- **Challenge**
Here are some records; return them all exactly.

Items from a dataset:
+ + + + +

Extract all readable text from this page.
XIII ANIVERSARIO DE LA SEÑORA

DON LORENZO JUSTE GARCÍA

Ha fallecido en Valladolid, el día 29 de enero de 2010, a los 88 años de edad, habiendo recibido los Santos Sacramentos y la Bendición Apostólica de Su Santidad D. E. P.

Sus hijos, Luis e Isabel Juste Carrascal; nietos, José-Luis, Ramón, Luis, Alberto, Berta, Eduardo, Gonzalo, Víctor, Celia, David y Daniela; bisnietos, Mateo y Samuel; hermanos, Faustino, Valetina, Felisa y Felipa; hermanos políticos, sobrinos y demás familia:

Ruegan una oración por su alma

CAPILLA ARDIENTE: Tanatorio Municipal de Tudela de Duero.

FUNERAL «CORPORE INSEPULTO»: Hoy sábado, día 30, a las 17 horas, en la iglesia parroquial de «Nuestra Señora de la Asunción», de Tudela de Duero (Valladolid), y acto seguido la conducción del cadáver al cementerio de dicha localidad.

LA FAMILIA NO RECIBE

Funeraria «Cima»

+ + + + +

- **Solution for this task**
Extract all readable text from this page.
XIII ANIVERSARIO DE LA SEÑORA

DON LORENZO JUSTE GARCÍA

Ha fallecido en Valladolid, el día 29 de enero de 2010, a los 88 años de edad, habiendo recibido los Santos Sacramentos y la Bendición Apostólica de Su Santidad D. E. P.

Sus hijos, Luis e Isabel Juste Carrascal; nietos, José-Luis, Ramón, Luis, Alberto, Berta, Eduardo, Gonzalo, Víctor, Celia, David y Daniela; bisnietos, Mateo y Samuel; hermanos, Faustino, Valetina, Felisa y Felipa; hermanos políticos, sobrinos y demás familia:

Ruegan una oración por su alma

CAPILLA ARDIENTE: Tanatorio Municipal de Tudela de Duero.

FUNERAL «CORPORE INSEPULTO»: Hoy sábado, día 30, a las 17 horas, en la iglesia parroquial de «Nuestra Señora de la Asunción», de Tudela de Duero (Valladolid), y acto seguido la conducción del cadáver al cementerio de dicha localidad.

LA FAMILIA NO RECIBE

Funeraria «Cima»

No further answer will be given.